Select each line where the word "tudo" appears.

>> Start

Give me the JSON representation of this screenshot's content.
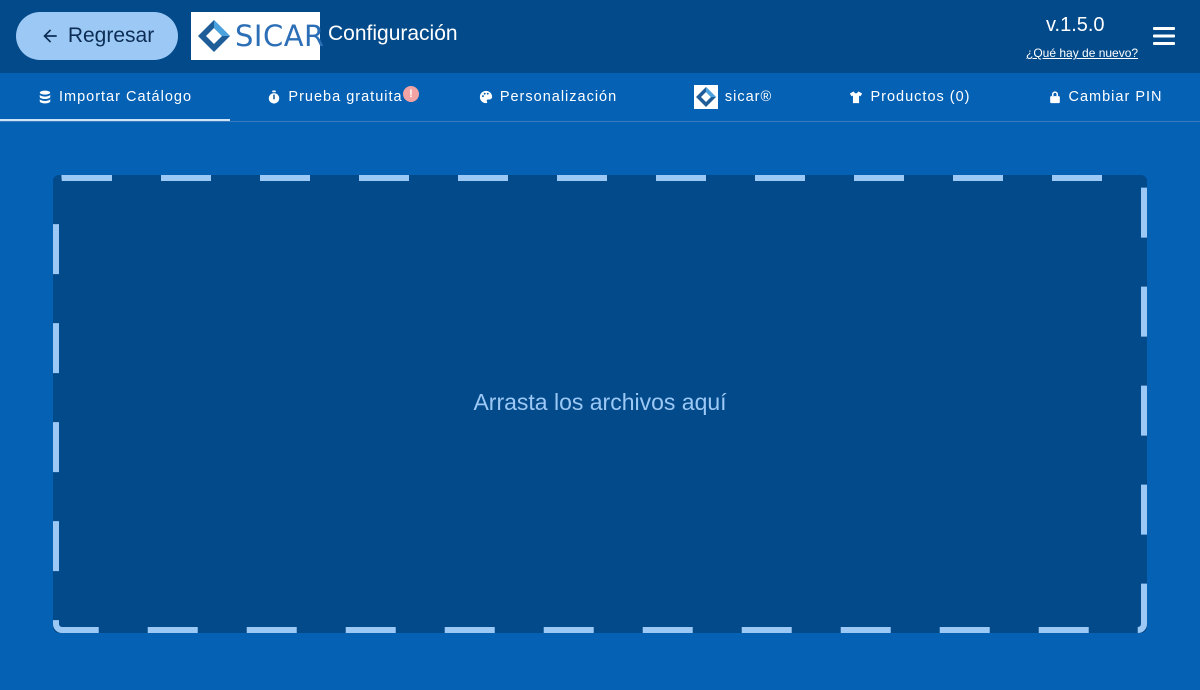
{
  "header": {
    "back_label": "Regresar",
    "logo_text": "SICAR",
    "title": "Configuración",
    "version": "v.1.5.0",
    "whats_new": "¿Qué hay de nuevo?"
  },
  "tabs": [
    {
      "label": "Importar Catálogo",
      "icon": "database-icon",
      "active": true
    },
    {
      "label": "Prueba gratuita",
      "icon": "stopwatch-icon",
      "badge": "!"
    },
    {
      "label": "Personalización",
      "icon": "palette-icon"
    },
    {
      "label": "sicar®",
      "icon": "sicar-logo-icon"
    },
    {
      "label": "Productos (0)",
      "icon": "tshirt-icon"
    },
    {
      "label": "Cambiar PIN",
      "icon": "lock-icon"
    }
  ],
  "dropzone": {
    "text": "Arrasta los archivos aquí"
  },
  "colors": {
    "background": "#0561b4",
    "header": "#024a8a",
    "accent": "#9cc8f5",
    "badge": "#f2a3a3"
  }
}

>> End
>> Start

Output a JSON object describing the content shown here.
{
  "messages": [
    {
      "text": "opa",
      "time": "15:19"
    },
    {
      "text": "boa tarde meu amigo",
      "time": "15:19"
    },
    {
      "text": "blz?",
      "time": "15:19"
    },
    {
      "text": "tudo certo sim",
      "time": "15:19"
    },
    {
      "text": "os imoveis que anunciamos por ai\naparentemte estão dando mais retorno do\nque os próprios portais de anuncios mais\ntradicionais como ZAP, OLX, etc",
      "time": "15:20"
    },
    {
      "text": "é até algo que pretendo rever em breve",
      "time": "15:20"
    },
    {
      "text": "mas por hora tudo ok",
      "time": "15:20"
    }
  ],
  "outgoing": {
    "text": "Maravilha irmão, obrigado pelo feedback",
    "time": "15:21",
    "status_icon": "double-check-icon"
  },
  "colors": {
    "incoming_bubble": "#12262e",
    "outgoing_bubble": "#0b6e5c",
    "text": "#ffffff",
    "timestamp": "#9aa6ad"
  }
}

>> End

EXERCISE OUTPUT:
      "text": "tudo certo sim",
      "text": "mas por hora tudo ok",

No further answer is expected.